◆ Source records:

↓↓↓

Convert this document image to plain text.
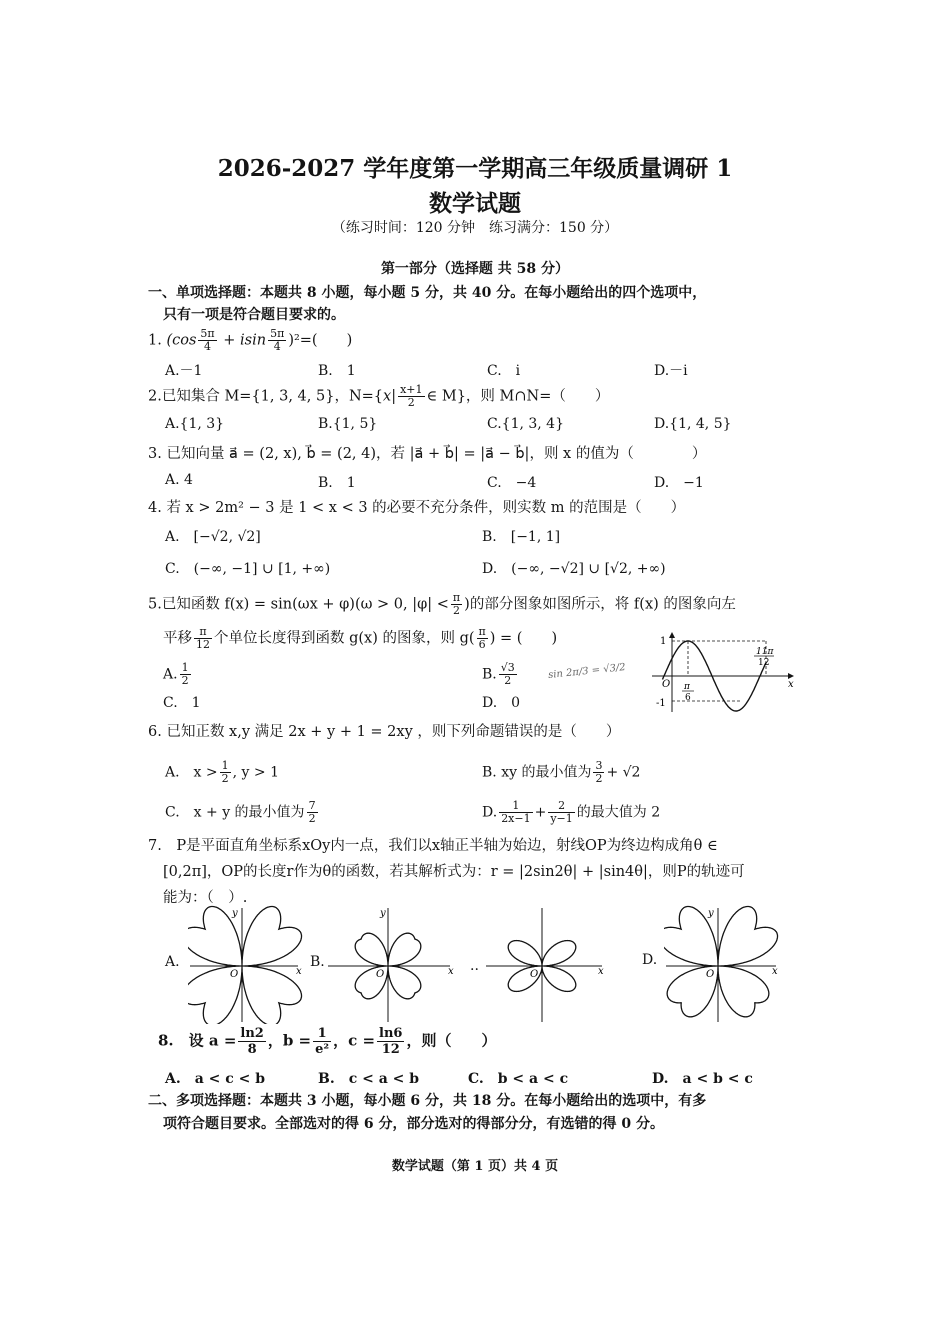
2026-2027 学年度第一学期高三年级质量调研 1
数学试题
（练习时间：120 分钟　练习满分：150 分）
第一部分（选择题 共 58 分）
一、单项选择题：本题共 8 小题，每小题 5 分，共 40 分。在每小题给出的四个选项中，
只有一项是符合题目要求的。
1. $(\cos \frac{5\pi}{4} + isin \frac{5\pi}{4} )^2=$(　　)
A.－1	B.　1	C.　i	D.－i
2.已知集合 M={1, 3, 4, 5}，$N=\{x| \frac{x+1}{2}$ ∈ M}，则 M∩N=（　　）
A.{1, 3}	B.{1, 5}	C.{1, 3, 4}	D.{1, 4, 5}
3. 已知向量 a⃗ = (2, x), b⃗ = (2, 4)，若 |a⃗ + b⃗| = |a⃗ − b⃗|，则 x 的值为（　　　　）
A. 4	B.　1	C.　−4	D.　−1
4. 若 x > 2m² − 3 是 1 < x < 3 的必要不充分条件，则实数 m 的范围是（　　）
A.　[−√2, √2]	B.　[−1, 1]
C.　(−∞, −1] ∪ [1, +∞)	D.　(−∞, −√2] ∪ [√2, +∞)
5.已知函数 f(x) = sin(ωx + φ)(ω > 0, $|\varphi| < \frac{\pi}{2}$ )的部分图象如图所示，将 f(x) 的图象向左
平移 $\frac{\pi}{12}$ 个单位长度得到函数 g(x) 的图象，则 $g( \frac{\pi}{6}$ ) = (　　)
A. $\frac{1}{2}$	B. $\frac{√3}{2}$	sin 2π/3 = √3/2
C.　1	D.　0
1
-1
O π
6
11π
12
x
6. 已知正数 x,y 满足 2x + y + 1 = 2xy ，则下列命题错误的是（　　）
A.　$x > \frac{1}{2}$ , y > 1	B. xy 的最小值为 $\frac{3}{2} + √2$
C.　x + y 的最小值为 $\frac{7}{2}$	D. $\frac{1}{2x-1} + \frac{2}{y-1}$ 的最大值为 2
7.　P是平面直角坐标系xOy内一点，我们以x轴正半轴为始边，射线OP为终边构成角θ ∈
[0,2π]，OP的长度r作为θ的函数，若其解析式为：r = |2sin2θ| + |sin4θ|，则P的轨迹可
能为：（　）.
A.	B.	..	D.
O	x
y
O	x
y
O	x	O	x
y
8.　设 $a = \frac{\ln 2}{8}$ ，$b = \frac{1}{\text{e²}}$ ，$c = \frac{\ln 6}{12}$ ，则（　　）
A.　a < c < b	B.　c < a < b	C.　b < a < c	D.　a < b < c
二、多项选择题：本题共 3 小题，每小题 6 分，共 18 分。在每小题给出的选项中，有多
项符合题目要求。全部选对的得 6 分，部分选对的得部分分，有选错的得 0 分。
数学试题（第 1 页）共 4 页
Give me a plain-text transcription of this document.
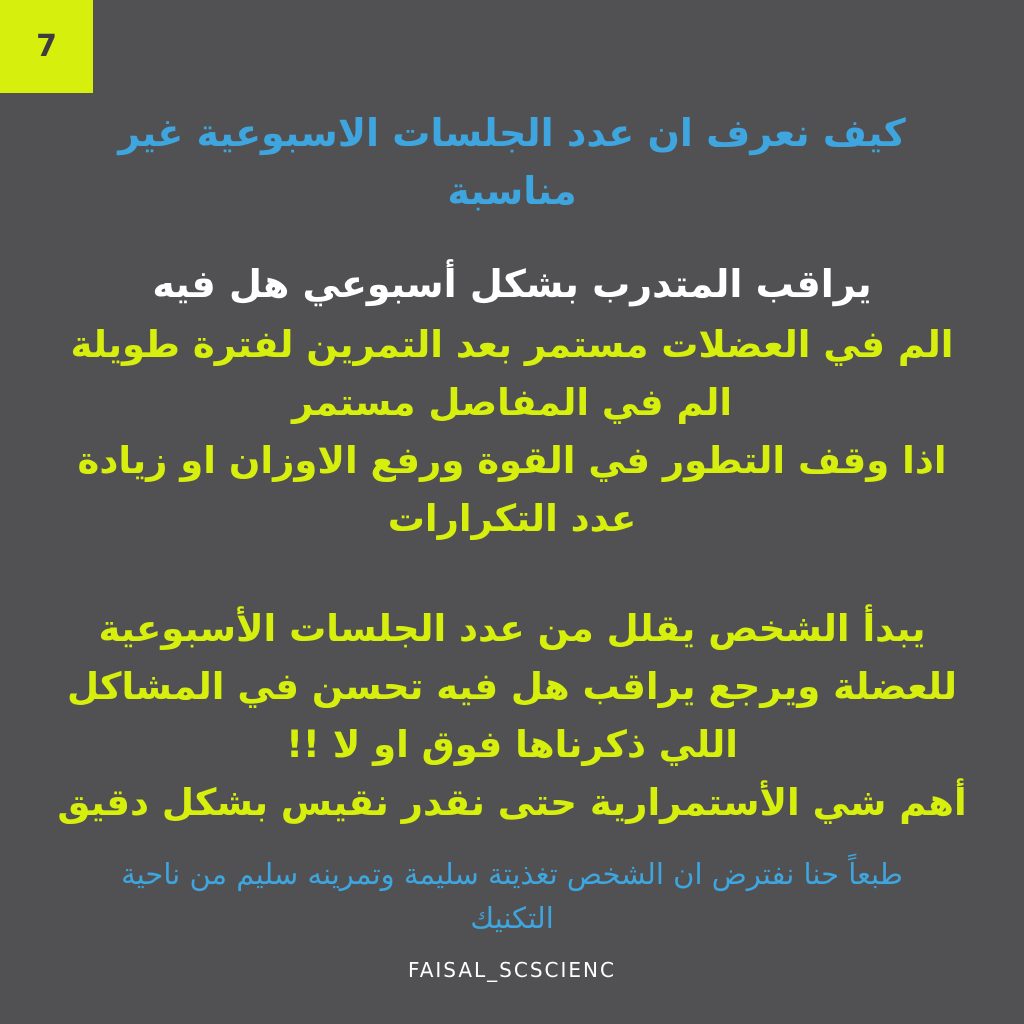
7
كيف نعرف ان عدد الجلسات الاسبوعية غير
مناسبة
يراقب المتدرب بشكل أسبوعي هل فيه
الم في العضلات مستمر بعد التمرين لفترة طويلة
الم في المفاصل مستمر
اذا وقف التطور في القوة ورفع الاوزان او زيادة
عدد التكرارات
يبدأ الشخص يقلل من عدد الجلسات الأسبوعية
للعضلة ويرجع يراقب هل فيه تحسن في المشاكل
اللي ذكرناها فوق او لا !!
أهم شي الأستمرارية حتى نقدر نقيس بشكل دقيق
طبعاً حنا نفترض ان الشخص تغذيتة سليمة وتمرينه سليم من ناحية
التكنيك
FAISAL_SCSCIENC
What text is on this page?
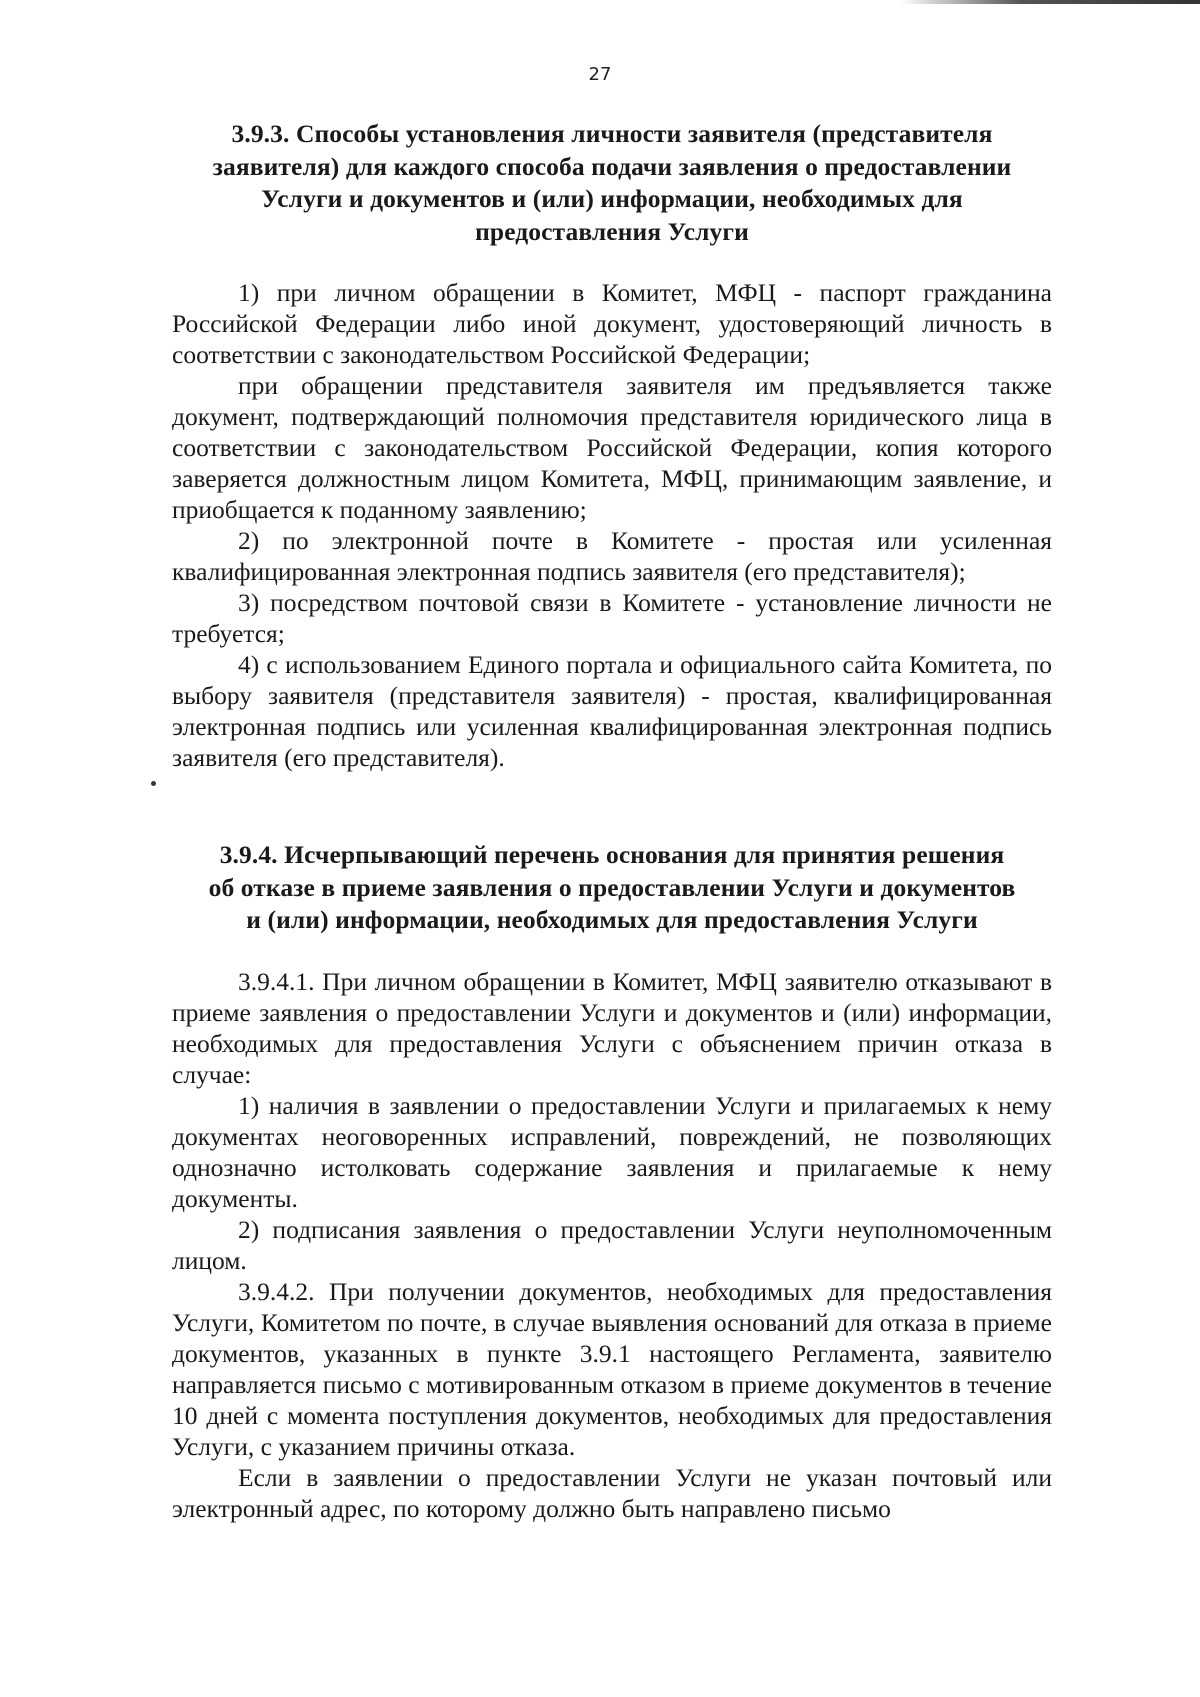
27
3.9.3. Способы установления личности заявителя (представителя
заявителя) для каждого способа подачи заявления о предоставлении
Услуги и документов и (или) информации, необходимых для
предоставления Услуги

1) при личном обращении в Комитет, МФЦ - паспорт гражданина Российской Федерации либо иной документ, удостоверяющий личность в соответствии с законодательством Российской Федерации;

при обращении представителя заявителя им предъявляется также документ, подтверждающий полномочия представителя юридического лица в соответствии с законодательством Российской Федерации, копия которого заверяется должностным лицом Комитета, МФЦ, принимающим заявление, и приобщается к поданному заявлению;

2) по электронной почте в Комитете - простая или усиленная квалифицированная электронная подпись заявителя (его представителя);

3) посредством почтовой связи в Комитете - установление личности не требуется;

4) с использованием Единого портала и официального сайта Комитета, по выбору заявителя (представителя заявителя) - простая, квалифицированная электронная подпись или усиленная квалифицированная электронная подпись заявителя (его представителя).

3.9.4. Исчерпывающий перечень основания для принятия решения
об отказе в приеме заявления о предоставлении Услуги и документов
и (или) информации, необходимых для предоставления Услуги

3.9.4.1. При личном обращении в Комитет, МФЦ заявителю отказывают в приеме заявления о предоставлении Услуги и документов и (или) информации, необходимых для предоставления Услуги с объяснением причин отказа в случае:

1) наличия в заявлении о предоставлении Услуги и прилагаемых к нему документах неоговоренных исправлений, повреждений, не позволяющих однозначно истолковать содержание заявления и прилагаемые к нему документы.

2) подписания заявления о предоставлении Услуги неуполномоченным лицом.

3.9.4.2. При получении документов, необходимых для предоставления Услуги, Комитетом по почте, в случае выявления оснований для отказа в приеме документов, указанных в пункте 3.9.1 настоящего Регламента, заявителю направляется письмо с мотивированным отказом в приеме документов в течение 10 дней с момента поступления документов, необходимых для предоставления Услуги, с указанием причины отказа.

Если в заявлении о предоставлении Услуги не указан почтовый или электронный адрес, по которому должно быть направлено письмо
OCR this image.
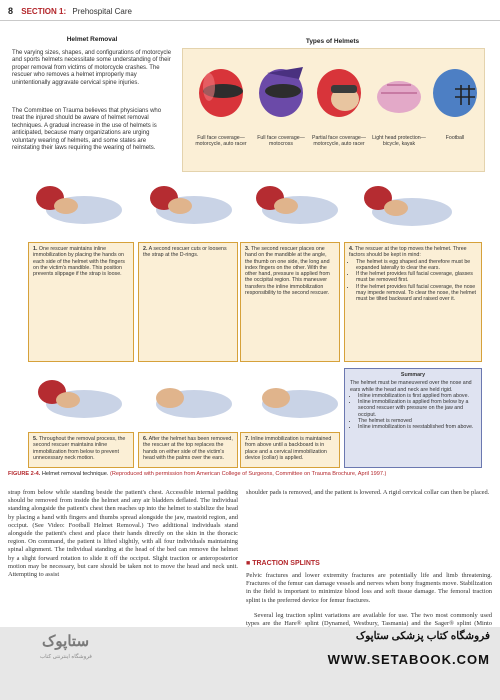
8 SECTION 1: Prehospital Care
Helmet Removal
The varying sizes, shapes, and configurations of motorcycle and sports helmets necessitate some understanding of their proper removal from victims of motorcycle crashes. The rescuer who removes a helmet improperly may unintentionally aggravate cervical spine injuries.
The Committee on Trauma believes that physicians who treat the injured should be aware of helmet removal techniques. A gradual increase in the use of helmets is anticipated, because many organizations are urging voluntary wearing of helmets, and some states are reinstating their laws requiring the wearing of helmets.
Types of Helmets
Full face coverage—motorcycle, auto racer
Full face coverage—motocross
Partial face coverage—motorcycle, auto racer
Light head protection—bicycle, kayak
Football
1. One rescuer maintains inline immobilization by placing the hands on each side of the helmet with the fingers on the victim's mandible. This position prevents slippage if the strap is loose.
2. A second rescuer cuts or loosens the strap at the D-rings.
3. The second rescuer places one hand on the mandible at the angle, the thumb on one side, the long and index fingers on the other. With the other hand, pressure is applied from the occipital region. This maneuver transfers the inline immobilization responsibility to the second rescuer.
4. The rescuer at the top moves the helmet. Three factors should be kept in mind:
• The helmet is egg shaped and therefore must be expanded laterally to clear the ears.
• If the helmet provides full facial coverage, glasses must be removed first.
• If the helmet provides full facial coverage, the nose may impede removal. To clear the nose, the helmet must be tilted backward and raised over it.
5. Throughout the removal process, the second rescuer maintains inline immobilization from below to prevent unnecessary neck motion.
6. After the helmet has been removed, the rescuer at the top replaces the hands on either side of the victim's head with the palms over the ears.
7. Inline immobilization is maintained from above until a backboard is in place and a cervical immobilization device (collar) is applied.
Summary
The helmet must be maneuvered over the nose and ears while the head and neck are held rigid.
• Inline immobilization is first applied from above.
• Inline immobilization is applied from below by a second rescuer with pressure on the jaw and occiput.
• The helmet is removed
• Inline immobilization is reestablished from above.
FIGURE 2-4. Helmet removal technique. (Reproduced with permission from American College of Surgeons, Committee on Trauma Brochure, April 1997.)
strap from below while standing beside the patient's chest. Accessible internal padding should be removed from inside the helmet and any air bladders deflated. The individual standing alongside the patient's chest then reaches up into the helmet to stabilize the head by placing a hand with fingers and thumbs spread alongside the jaw, mastoid region, and occiput. (See Video: Football Helmet Removal.) Two additional individuals stand alongside the patient's chest and place their hands directly on the skin in the thoracic region. On command, the patient is lifted slightly, with all four individuals maintaining spinal alignment. The individual standing at the head of the bed can remove the helmet by a slight forward rotation to slide it off the occiput. Slight traction or anteroposterior motion may be necessary, but care should be taken not to move the head and neck unit. Attempting to assist
shoulder pads is removed, and the patient is lowered. A rigid cervical collar can then be placed.
■ TRACTION SPLINTS
Pelvic fractures and lower extremity fractures are potentially life and limb threatening. Fractures of the femur can damage vessels and nerves when bony fragments move. Stabilization in the field is important to minimize blood loss and soft tissue damage. The femoral traction splint is the preferred device for femur fractures.
Several leg traction splint variations are available for use. The two most commonly used types are the Hare® splint (Dynamed, Westbury, Tasmania) and the Sager® splint (Minto
ستاپوک
فروشگاه اینترنتی کتاب
فروشگاه کتاب پزشکی ستاپوک
WWW.SETABOOK.COM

↑↑↑

Using the material above, copy every line in which the string "facial" occurs.

• If the helmet provides full facial coverage, glasses must be removed first.
• If the helmet provides full facial coverage, the nose may impede removal. To clear the nose, the helmet must be tilted backward and raised over it.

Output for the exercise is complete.